• [TASK BRIEF]: Give the number of lines that contain the string "Covered", please, and nothing else.

Stored records
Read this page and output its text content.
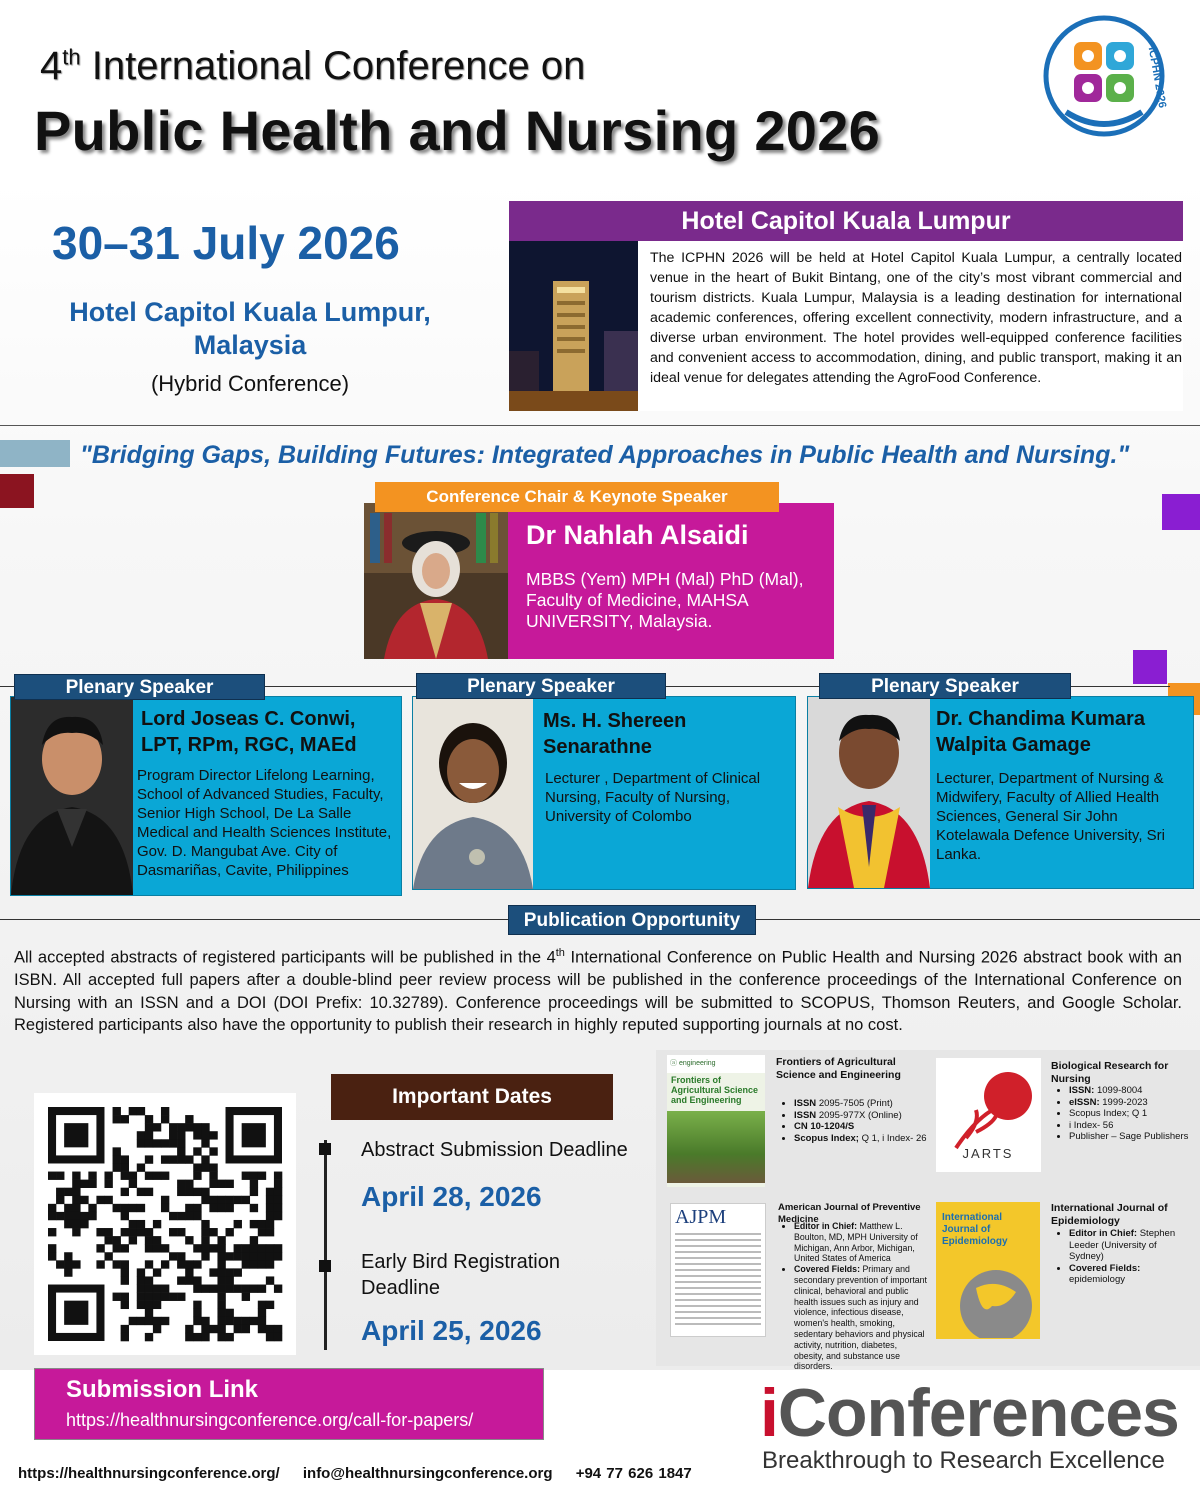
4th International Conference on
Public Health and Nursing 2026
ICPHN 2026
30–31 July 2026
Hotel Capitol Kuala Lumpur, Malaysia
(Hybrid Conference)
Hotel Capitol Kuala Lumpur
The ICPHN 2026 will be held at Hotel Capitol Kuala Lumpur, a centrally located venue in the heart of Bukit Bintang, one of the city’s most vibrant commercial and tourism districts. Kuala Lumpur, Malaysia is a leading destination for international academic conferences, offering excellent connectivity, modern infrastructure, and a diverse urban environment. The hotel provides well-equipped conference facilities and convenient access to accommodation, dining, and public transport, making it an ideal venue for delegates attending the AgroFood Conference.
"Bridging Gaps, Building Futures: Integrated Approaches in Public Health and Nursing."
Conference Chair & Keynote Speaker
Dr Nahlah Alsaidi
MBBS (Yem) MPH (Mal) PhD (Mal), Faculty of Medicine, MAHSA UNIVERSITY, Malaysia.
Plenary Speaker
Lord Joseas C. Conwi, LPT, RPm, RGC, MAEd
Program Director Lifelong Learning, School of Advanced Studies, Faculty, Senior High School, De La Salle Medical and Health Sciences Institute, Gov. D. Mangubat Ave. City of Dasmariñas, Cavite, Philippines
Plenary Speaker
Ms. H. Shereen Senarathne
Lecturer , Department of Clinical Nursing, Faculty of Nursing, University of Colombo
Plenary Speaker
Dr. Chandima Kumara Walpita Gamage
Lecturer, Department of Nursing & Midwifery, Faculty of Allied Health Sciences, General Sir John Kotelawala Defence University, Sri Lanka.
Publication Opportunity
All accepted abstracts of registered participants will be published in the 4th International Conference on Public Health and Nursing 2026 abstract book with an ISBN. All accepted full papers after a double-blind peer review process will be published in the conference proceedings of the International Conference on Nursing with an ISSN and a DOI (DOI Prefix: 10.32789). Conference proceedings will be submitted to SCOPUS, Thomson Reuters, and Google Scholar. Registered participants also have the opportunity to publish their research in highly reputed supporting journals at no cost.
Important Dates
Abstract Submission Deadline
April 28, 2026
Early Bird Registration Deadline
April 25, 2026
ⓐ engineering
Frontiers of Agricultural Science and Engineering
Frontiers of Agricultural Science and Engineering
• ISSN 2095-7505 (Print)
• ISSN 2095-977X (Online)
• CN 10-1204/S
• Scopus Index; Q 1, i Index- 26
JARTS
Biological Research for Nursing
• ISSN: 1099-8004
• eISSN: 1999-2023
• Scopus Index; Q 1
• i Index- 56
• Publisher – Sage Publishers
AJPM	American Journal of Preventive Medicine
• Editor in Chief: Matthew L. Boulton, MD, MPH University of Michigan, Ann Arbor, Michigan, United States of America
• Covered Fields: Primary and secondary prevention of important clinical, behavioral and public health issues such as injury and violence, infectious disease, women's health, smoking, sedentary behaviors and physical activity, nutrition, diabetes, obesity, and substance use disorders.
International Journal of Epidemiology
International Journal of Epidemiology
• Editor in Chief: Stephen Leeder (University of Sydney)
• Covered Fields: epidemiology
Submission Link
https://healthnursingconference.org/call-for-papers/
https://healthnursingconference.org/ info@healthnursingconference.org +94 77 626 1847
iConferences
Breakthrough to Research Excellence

==

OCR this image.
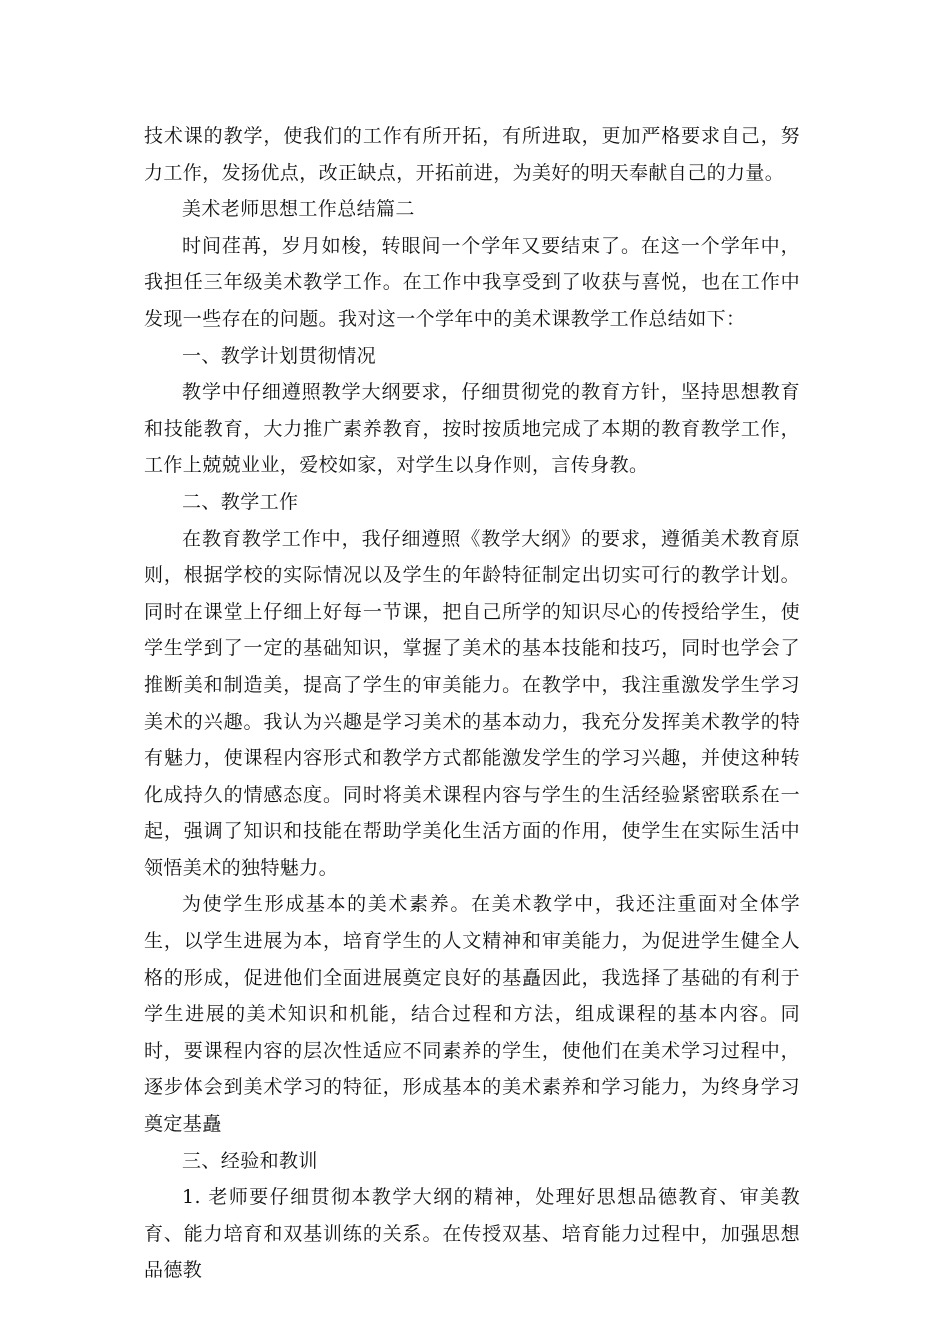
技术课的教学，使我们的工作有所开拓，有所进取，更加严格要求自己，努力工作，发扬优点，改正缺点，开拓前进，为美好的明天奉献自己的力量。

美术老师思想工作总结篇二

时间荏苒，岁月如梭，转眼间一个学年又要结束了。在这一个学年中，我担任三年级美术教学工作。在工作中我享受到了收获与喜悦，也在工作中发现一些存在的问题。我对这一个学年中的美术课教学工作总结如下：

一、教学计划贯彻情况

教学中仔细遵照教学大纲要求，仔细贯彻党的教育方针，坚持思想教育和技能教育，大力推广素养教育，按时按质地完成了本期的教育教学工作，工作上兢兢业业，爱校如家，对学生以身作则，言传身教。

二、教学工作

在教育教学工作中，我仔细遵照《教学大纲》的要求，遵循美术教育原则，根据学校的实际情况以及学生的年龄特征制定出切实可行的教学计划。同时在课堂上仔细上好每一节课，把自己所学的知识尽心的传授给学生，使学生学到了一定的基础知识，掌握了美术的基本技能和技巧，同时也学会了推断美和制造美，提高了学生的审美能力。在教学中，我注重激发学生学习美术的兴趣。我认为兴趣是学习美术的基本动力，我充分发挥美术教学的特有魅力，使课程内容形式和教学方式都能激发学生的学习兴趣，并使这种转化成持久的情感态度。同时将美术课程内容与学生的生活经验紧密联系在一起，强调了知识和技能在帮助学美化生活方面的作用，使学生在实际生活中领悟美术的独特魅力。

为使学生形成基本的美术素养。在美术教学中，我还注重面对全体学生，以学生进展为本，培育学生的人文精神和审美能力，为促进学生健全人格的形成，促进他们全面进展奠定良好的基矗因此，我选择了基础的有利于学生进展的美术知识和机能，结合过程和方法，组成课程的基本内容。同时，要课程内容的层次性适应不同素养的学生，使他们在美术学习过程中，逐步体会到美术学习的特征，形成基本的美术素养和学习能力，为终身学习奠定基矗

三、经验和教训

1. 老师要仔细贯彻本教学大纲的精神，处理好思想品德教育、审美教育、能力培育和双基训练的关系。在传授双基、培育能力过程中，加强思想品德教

* * *

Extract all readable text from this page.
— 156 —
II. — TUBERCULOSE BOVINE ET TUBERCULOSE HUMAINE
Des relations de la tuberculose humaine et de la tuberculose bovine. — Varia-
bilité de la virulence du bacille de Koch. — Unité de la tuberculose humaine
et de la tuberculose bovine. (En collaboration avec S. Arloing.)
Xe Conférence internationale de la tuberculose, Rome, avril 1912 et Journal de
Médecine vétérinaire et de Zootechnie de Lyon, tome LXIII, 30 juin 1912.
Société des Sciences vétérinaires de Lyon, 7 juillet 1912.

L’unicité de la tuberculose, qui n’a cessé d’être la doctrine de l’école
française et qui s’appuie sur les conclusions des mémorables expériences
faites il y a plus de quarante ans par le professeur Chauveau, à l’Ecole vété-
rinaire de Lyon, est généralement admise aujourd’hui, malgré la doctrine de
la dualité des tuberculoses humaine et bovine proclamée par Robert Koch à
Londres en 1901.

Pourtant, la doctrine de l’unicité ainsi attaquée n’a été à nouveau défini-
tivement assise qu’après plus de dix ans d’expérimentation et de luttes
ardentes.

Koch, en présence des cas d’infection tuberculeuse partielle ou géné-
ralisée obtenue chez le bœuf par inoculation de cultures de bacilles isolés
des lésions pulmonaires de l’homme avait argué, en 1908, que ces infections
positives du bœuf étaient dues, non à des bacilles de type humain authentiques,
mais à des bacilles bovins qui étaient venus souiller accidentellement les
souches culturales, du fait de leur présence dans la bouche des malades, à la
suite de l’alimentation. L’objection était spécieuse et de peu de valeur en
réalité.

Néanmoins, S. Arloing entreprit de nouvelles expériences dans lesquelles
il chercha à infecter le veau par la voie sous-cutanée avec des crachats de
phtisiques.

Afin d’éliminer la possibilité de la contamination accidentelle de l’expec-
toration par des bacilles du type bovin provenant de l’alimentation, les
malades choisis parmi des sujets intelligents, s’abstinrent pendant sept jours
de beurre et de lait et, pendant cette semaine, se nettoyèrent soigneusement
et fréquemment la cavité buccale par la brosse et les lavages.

• [WORKED SOLUTION]: 2